**TASK DESCRIPTION**
Set out every line bearing the string "name".

┌────────

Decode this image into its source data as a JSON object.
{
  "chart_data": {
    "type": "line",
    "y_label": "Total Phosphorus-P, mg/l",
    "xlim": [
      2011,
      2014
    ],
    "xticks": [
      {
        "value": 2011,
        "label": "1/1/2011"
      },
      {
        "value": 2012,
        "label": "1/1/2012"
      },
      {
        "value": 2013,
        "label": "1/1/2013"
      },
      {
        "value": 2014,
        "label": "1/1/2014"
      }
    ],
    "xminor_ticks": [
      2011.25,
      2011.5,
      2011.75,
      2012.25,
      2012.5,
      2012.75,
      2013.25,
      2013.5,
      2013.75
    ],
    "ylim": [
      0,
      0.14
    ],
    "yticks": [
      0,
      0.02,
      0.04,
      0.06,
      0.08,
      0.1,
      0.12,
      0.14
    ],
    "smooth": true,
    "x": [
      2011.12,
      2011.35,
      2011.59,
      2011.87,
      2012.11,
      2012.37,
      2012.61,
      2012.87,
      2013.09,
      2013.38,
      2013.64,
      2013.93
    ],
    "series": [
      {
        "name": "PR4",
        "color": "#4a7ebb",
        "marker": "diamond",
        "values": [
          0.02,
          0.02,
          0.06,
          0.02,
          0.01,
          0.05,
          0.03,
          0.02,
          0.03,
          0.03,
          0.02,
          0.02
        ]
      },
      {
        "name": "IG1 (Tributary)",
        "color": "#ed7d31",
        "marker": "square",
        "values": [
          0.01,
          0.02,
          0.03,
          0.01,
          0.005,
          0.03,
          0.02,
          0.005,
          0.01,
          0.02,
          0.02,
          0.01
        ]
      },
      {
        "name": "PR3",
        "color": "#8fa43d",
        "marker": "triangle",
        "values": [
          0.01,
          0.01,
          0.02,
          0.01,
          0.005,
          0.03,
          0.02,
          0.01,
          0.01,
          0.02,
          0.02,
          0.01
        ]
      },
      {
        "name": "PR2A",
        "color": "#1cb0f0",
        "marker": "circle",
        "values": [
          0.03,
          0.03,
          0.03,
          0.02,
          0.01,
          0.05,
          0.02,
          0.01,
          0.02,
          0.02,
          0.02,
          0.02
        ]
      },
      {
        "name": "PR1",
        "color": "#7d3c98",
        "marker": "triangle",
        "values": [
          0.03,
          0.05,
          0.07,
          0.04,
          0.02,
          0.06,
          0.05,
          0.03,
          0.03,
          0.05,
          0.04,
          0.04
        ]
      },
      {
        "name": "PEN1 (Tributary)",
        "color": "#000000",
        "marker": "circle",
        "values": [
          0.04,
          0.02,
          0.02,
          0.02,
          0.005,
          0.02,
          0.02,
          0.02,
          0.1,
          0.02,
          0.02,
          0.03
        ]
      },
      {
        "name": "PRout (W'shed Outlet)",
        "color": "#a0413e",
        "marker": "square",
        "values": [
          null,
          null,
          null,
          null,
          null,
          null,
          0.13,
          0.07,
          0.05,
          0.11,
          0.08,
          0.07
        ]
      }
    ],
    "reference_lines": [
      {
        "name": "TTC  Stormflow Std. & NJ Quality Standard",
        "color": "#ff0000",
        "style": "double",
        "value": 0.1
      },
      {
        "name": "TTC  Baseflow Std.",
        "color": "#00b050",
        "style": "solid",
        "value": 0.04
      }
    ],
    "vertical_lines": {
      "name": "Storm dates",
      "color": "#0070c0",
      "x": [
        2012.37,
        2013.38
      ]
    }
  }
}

└────────

**REPLY TO THE EXERCISE**
        "name": "PR4",
        "name": "IG1 (Tributary)",
        "name": "PR3",
        "name": "PR2A",
        "name": "PR1",
        "name": "PEN1 (Tributary)",
        "name": "PRout (W'shed Outlet)",
        "name": "TTC  Stormflow Std. & NJ Quality Standard",
        "name": "TTC  Baseflow Std.",
      "name": "Storm dates",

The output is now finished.